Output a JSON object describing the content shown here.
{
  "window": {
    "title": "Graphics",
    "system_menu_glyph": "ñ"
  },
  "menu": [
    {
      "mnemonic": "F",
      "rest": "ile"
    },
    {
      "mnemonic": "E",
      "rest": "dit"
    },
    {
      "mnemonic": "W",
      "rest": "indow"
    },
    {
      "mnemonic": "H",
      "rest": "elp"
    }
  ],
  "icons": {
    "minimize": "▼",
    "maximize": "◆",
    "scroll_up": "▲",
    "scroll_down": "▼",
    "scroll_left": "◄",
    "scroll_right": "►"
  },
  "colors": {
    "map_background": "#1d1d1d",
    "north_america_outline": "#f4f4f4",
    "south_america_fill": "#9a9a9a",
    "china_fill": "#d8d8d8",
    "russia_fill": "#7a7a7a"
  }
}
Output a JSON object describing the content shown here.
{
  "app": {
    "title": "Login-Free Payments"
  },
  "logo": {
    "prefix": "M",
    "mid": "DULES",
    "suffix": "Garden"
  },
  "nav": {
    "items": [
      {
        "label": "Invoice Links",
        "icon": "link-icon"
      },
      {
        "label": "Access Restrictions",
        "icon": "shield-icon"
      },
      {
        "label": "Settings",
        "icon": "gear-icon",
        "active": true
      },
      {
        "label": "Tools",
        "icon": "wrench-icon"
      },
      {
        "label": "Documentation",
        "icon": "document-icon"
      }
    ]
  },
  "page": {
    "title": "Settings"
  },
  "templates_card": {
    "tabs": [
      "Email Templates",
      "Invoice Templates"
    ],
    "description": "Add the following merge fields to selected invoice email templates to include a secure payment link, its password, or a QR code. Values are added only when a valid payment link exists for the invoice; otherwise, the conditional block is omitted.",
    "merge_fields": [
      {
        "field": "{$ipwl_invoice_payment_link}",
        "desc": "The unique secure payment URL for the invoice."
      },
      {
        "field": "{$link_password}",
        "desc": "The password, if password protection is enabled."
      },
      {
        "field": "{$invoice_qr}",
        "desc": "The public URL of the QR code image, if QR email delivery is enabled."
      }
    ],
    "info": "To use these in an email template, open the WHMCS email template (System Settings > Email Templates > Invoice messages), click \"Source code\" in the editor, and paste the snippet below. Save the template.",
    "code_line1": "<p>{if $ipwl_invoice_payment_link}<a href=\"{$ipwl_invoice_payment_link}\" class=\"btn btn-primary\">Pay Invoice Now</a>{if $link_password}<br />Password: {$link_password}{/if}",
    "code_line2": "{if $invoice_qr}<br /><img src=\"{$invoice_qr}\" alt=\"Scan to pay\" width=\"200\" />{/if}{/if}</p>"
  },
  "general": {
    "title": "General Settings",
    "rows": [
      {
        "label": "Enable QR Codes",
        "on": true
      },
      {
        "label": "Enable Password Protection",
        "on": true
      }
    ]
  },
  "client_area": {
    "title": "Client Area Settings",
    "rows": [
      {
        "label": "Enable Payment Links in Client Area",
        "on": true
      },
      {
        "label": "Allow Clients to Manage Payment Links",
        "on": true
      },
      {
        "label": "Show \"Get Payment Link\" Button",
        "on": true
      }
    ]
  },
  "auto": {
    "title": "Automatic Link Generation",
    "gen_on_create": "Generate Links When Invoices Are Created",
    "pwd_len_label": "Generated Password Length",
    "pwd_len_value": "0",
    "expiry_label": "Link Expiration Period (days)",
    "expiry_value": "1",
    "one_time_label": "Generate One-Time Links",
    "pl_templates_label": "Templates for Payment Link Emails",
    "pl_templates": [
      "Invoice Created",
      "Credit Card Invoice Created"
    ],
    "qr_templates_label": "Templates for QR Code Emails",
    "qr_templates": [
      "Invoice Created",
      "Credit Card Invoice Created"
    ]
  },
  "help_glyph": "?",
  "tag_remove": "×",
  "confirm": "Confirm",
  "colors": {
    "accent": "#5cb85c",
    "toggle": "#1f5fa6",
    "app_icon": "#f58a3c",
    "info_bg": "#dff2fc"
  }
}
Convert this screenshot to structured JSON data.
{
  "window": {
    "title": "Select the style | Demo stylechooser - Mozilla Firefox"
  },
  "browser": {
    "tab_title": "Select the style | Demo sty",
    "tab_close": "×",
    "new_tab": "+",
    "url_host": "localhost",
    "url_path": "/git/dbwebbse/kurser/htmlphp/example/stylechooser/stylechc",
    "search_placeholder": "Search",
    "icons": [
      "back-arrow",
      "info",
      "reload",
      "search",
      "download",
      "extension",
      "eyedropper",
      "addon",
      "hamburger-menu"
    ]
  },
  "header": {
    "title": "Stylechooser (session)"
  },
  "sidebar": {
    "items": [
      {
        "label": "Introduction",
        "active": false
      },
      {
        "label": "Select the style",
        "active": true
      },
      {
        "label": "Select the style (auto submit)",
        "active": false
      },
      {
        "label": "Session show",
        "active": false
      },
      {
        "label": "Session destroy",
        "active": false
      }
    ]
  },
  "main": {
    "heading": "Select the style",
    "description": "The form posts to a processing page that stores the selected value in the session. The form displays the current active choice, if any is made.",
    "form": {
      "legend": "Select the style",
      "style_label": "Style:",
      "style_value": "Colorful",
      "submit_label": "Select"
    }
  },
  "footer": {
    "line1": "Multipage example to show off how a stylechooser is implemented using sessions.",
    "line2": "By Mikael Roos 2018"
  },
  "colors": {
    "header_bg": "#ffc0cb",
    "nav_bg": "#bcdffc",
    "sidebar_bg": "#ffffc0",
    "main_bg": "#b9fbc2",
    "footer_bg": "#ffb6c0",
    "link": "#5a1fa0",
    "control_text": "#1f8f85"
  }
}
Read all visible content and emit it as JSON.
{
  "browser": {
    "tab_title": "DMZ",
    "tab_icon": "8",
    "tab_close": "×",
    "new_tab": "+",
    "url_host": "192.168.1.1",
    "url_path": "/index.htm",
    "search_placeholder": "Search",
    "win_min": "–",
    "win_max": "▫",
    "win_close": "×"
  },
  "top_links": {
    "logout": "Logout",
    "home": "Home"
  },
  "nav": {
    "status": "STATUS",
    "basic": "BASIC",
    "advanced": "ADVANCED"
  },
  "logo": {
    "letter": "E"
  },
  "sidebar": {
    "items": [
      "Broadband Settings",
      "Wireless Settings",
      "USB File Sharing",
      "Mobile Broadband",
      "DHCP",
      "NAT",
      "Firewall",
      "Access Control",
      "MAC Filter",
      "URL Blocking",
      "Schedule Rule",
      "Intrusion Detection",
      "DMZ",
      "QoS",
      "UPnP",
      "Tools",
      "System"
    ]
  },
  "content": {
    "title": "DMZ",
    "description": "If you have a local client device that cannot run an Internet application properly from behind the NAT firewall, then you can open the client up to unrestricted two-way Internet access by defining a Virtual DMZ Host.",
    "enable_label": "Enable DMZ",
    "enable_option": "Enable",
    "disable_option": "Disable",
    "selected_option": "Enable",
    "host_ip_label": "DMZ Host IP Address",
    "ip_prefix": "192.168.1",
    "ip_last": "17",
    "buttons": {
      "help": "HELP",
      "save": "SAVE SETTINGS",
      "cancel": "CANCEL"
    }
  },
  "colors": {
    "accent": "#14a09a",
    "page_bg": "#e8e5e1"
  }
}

§ §

▸ **Requirements**: Output the data above exactly, please, line for line.

▸ **Response to this task**:
Output a JSON object describing the content shown here.
{
  "window": {
    "title": "Graphics",
    "system_menu_glyph": "ñ"
  },
  "menu": [
    {
      "mnemonic": "F",
      "rest": "ile"
    },
    {
      "mnemonic": "E",
      "rest": "dit"
    },
    {
      "mnemonic": "W",
      "rest": "indow"
    },
    {
      "mnemonic": "H",
      "rest": "elp"
    }
  ],
  "icons": {
    "minimize": "▼",
    "maximize": "◆",
    "scroll_up": "▲",
    "scroll_down": "▼",
    "scroll_left": "◄",
    "scroll_right": "►"
  },
  "colors": {
    "map_background": "#1d1d1d",
    "north_america_outline": "#f4f4f4",
    "south_america_fill": "#9a9a9a",
    "china_fill": "#d8d8d8",
    "russia_fill": "#7a7a7a"
  }
}
Output a JSON object describing the content shown here.
{
  "app": {
    "title": "Login-Free Payments"
  },
  "logo": {
    "prefix": "M",
    "mid": "DULES",
    "suffix": "Garden"
  },
  "nav": {
    "items": [
      {
        "label": "Invoice Links",
        "icon": "link-icon"
      },
      {
        "label": "Access Restrictions",
        "icon": "shield-icon"
      },
      {
        "label": "Settings",
        "icon": "gear-icon",
        "active": true
      },
      {
        "label": "Tools",
        "icon": "wrench-icon"
      },
      {
        "label": "Documentation",
        "icon": "document-icon"
      }
    ]
  },
  "page": {
    "title": "Settings"
  },
  "templates_card": {
    "tabs": [
      "Email Templates",
      "Invoice Templates"
    ],
    "description": "Add the following merge fields to selected invoice email templates to include a secure payment link, its password, or a QR code. Values are added only when a valid payment link exists for the invoice; otherwise, the conditional block is omitted.",
    "merge_fields": [
      {
        "field": "{$ipwl_invoice_payment_link}",
        "desc": "The unique secure payment URL for the invoice."
      },
      {
        "field": "{$link_password}",
        "desc": "The password, if password protection is enabled."
      },
      {
        "field": "{$invoice_qr}",
        "desc": "The public URL of the QR code image, if QR email delivery is enabled."
      }
    ],
    "info": "To use these in an email template, open the WHMCS email template (System Settings > Email Templates > Invoice messages), click \"Source code\" in the editor, and paste the snippet below. Save the template.",
    "code_line1": "<p>{if $ipwl_invoice_payment_link}<a href=\"{$ipwl_invoice_payment_link}\" class=\"btn btn-primary\">Pay Invoice Now</a>{if $link_password}<br />Password: {$link_password}{/if}",
    "code_line2": "{if $invoice_qr}<br /><img src=\"{$invoice_qr}\" alt=\"Scan to pay\" width=\"200\" />{/if}{/if}</p>"
  },
  "general": {
    "title": "General Settings",
    "rows": [
      {
        "label": "Enable QR Codes",
        "on": true
      },
      {
        "label": "Enable Password Protection",
        "on": true
      }
    ]
  },
  "client_area": {
    "title": "Client Area Settings",
    "rows": [
      {
        "label": "Enable Payment Links in Client Area",
        "on": true
      },
      {
        "label": "Allow Clients to Manage Payment Links",
        "on": true
      },
      {
        "label": "Show \"Get Payment Link\" Button",
        "on": true
      }
    ]
  },
  "auto": {
    "title": "Automatic Link Generation",
    "gen_on_create": "Generate Links When Invoices Are Created",
    "pwd_len_label": "Generated Password Length",
    "pwd_len_value": "0",
    "expiry_label": "Link Expiration Period (days)",
    "expiry_value": "1",
    "one_time_label": "Generate One-Time Links",
    "pl_templates_label": "Templates for Payment Link Emails",
    "pl_templates": [
      "Invoice Created",
      "Credit Card Invoice Created"
    ],
    "qr_templates_label": "Templates for QR Code Emails",
    "qr_templates": [
      "Invoice Created",
      "Credit Card Invoice Created"
    ]
  },
  "help_glyph": "?",
  "tag_remove": "×",
  "confirm": "Confirm",
  "colors": {
    "accent": "#5cb85c",
    "toggle": "#1f5fa6",
    "app_icon": "#f58a3c",
    "info_bg": "#dff2fc"
  }
}
Convert this screenshot to structured JSON data.
{
  "window": {
    "title": "Select the style | Demo stylechooser - Mozilla Firefox"
  },
  "browser": {
    "tab_title": "Select the style | Demo sty",
    "tab_close": "×",
    "new_tab": "+",
    "url_host": "localhost",
    "url_path": "/git/dbwebbse/kurser/htmlphp/example/stylechooser/stylechc",
    "search_placeholder": "Search",
    "icons": [
      "back-arrow",
      "info",
      "reload",
      "search",
      "download",
      "extension",
      "eyedropper",
      "addon",
      "hamburger-menu"
    ]
  },
  "header": {
    "title": "Stylechooser (session)"
  },
  "sidebar": {
    "items": [
      {
        "label": "Introduction",
        "active": false
      },
      {
        "label": "Select the style",
        "active": true
      },
      {
        "label": "Select the style (auto submit)",
        "active": false
      },
      {
        "label": "Session show",
        "active": false
      },
      {
        "label": "Session destroy",
        "active": false
      }
    ]
  },
  "main": {
    "heading": "Select the style",
    "description": "The form posts to a processing page that stores the selected value in the session. The form displays the current active choice, if any is made.",
    "form": {
      "legend": "Select the style",
      "style_label": "Style:",
      "style_value": "Colorful",
      "submit_label": "Select"
    }
  },
  "footer": {
    "line1": "Multipage example to show off how a stylechooser is implemented using sessions.",
    "line2": "By Mikael Roos 2018"
  },
  "colors": {
    "header_bg": "#ffc0cb",
    "nav_bg": "#bcdffc",
    "sidebar_bg": "#ffffc0",
    "main_bg": "#b9fbc2",
    "footer_bg": "#ffb6c0",
    "link": "#5a1fa0",
    "control_text": "#1f8f85"
  }
}
Read all visible content and emit it as JSON.
{
  "browser": {
    "tab_title": "DMZ",
    "tab_icon": "8",
    "tab_close": "×",
    "new_tab": "+",
    "url_host": "192.168.1.1",
    "url_path": "/index.htm",
    "search_placeholder": "Search",
    "win_min": "–",
    "win_max": "▫",
    "win_close": "×"
  },
  "top_links": {
    "logout": "Logout",
    "home": "Home"
  },
  "nav": {
    "status": "STATUS",
    "basic": "BASIC",
    "advanced": "ADVANCED"
  },
  "logo": {
    "letter": "E"
  },
  "sidebar": {
    "items": [
      "Broadband Settings",
      "Wireless Settings",
      "USB File Sharing",
      "Mobile Broadband",
      "DHCP",
      "NAT",
      "Firewall",
      "Access Control",
      "MAC Filter",
      "URL Blocking",
      "Schedule Rule",
      "Intrusion Detection",
      "DMZ",
      "QoS",
      "UPnP",
      "Tools",
      "System"
    ]
  },
  "content": {
    "title": "DMZ",
    "description": "If you have a local client device that cannot run an Internet application properly from behind the NAT firewall, then you can open the client up to unrestricted two-way Internet access by defining a Virtual DMZ Host.",
    "enable_label": "Enable DMZ",
    "enable_option": "Enable",
    "disable_option": "Disable",
    "selected_option": "Enable",
    "host_ip_label": "DMZ Host IP Address",
    "ip_prefix": "192.168.1",
    "ip_last": "17",
    "buttons": {
      "help": "HELP",
      "save": "SAVE SETTINGS",
      "cancel": "CANCEL"
    }
  },
  "colors": {
    "accent": "#14a09a",
    "page_bg": "#e8e5e1"
  }
}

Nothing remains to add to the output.